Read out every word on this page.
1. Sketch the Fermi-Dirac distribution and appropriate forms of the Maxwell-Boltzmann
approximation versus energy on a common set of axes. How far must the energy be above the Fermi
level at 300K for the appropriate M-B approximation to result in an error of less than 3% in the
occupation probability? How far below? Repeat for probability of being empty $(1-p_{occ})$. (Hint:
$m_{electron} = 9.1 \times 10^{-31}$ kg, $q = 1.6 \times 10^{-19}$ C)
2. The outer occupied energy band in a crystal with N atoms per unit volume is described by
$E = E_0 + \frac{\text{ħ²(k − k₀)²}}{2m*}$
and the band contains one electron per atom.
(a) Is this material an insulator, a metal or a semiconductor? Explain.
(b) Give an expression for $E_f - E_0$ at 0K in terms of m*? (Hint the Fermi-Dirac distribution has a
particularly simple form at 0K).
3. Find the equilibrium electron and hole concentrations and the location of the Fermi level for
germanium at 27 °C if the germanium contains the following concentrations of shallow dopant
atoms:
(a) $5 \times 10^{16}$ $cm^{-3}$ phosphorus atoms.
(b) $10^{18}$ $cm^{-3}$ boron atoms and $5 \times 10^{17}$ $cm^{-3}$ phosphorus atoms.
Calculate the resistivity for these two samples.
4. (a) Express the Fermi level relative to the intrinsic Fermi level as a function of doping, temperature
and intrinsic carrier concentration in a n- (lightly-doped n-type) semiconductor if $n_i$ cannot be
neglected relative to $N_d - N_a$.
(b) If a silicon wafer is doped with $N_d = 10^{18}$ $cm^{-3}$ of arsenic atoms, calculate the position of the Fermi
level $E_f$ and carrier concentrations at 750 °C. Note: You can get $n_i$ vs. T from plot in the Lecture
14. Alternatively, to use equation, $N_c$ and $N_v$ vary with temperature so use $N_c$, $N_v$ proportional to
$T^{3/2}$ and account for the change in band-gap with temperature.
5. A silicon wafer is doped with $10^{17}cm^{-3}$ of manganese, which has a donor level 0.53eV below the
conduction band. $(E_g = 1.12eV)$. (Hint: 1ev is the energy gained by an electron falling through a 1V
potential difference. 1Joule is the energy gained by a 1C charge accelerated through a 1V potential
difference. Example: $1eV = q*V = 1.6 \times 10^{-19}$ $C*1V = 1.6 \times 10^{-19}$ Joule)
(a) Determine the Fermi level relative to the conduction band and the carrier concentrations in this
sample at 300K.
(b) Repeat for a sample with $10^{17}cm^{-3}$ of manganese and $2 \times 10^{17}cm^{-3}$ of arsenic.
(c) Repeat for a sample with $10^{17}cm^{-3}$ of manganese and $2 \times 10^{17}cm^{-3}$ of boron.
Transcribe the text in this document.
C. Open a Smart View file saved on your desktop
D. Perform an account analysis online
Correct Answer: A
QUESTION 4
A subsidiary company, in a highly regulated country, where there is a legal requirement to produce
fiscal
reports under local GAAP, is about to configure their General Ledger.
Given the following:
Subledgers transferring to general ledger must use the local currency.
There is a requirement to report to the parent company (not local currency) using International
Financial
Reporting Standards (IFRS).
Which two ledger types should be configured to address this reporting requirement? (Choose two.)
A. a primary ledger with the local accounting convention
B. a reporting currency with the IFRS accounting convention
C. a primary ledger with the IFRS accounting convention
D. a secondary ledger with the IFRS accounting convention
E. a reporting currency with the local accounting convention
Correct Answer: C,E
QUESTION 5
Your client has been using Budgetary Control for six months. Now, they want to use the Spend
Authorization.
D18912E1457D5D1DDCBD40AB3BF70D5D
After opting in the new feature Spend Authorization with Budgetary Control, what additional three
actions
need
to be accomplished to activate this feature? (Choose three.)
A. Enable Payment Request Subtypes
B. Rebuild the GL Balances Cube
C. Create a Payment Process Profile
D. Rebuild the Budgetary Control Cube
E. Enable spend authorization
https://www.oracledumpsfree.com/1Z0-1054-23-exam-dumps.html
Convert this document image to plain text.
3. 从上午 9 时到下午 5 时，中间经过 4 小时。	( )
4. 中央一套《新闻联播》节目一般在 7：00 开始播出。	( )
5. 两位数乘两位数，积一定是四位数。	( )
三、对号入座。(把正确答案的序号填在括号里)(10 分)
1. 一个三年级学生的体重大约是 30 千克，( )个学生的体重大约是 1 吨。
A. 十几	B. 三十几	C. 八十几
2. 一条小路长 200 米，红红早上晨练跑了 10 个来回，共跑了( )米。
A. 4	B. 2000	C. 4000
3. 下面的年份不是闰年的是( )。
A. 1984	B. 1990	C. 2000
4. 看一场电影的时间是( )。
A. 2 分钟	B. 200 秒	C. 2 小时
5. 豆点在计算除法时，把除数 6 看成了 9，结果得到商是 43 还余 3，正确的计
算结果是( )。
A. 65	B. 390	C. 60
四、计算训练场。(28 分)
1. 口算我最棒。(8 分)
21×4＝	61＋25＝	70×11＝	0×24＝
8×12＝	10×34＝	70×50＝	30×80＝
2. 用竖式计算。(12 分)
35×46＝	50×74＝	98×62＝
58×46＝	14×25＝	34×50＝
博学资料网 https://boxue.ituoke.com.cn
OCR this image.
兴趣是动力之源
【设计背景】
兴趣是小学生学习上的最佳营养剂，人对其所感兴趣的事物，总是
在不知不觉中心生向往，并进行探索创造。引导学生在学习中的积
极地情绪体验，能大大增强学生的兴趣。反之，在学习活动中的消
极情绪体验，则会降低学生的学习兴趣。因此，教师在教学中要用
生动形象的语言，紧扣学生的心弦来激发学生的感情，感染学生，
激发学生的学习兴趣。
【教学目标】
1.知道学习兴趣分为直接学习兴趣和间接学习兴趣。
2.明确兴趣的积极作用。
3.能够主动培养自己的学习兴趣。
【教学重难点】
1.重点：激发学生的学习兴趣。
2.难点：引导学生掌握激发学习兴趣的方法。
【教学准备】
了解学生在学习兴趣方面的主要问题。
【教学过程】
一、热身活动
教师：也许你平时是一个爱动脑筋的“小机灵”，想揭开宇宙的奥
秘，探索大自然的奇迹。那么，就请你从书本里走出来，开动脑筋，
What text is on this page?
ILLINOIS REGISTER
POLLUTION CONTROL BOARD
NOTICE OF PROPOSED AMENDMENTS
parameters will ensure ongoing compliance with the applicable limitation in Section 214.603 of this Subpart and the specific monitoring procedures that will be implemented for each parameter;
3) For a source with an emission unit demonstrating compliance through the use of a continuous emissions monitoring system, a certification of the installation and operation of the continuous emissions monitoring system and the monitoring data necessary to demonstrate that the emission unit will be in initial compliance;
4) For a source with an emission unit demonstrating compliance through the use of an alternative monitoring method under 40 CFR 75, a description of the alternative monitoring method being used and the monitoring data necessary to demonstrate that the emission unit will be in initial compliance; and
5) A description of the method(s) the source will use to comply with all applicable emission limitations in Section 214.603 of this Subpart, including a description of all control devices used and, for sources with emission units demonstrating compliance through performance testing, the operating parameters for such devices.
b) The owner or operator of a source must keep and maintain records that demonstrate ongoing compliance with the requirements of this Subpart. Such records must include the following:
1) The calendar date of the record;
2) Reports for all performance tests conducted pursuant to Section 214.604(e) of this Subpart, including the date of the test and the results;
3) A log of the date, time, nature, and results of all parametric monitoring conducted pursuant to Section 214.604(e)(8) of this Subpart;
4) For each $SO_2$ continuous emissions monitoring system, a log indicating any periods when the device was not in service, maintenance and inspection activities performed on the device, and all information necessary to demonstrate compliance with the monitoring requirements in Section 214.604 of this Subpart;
● ● ●
• _Work to complete_
Determine the number of lines in the data that contain "intrinsic" as a word or string, and state only that number.

• _The output_
2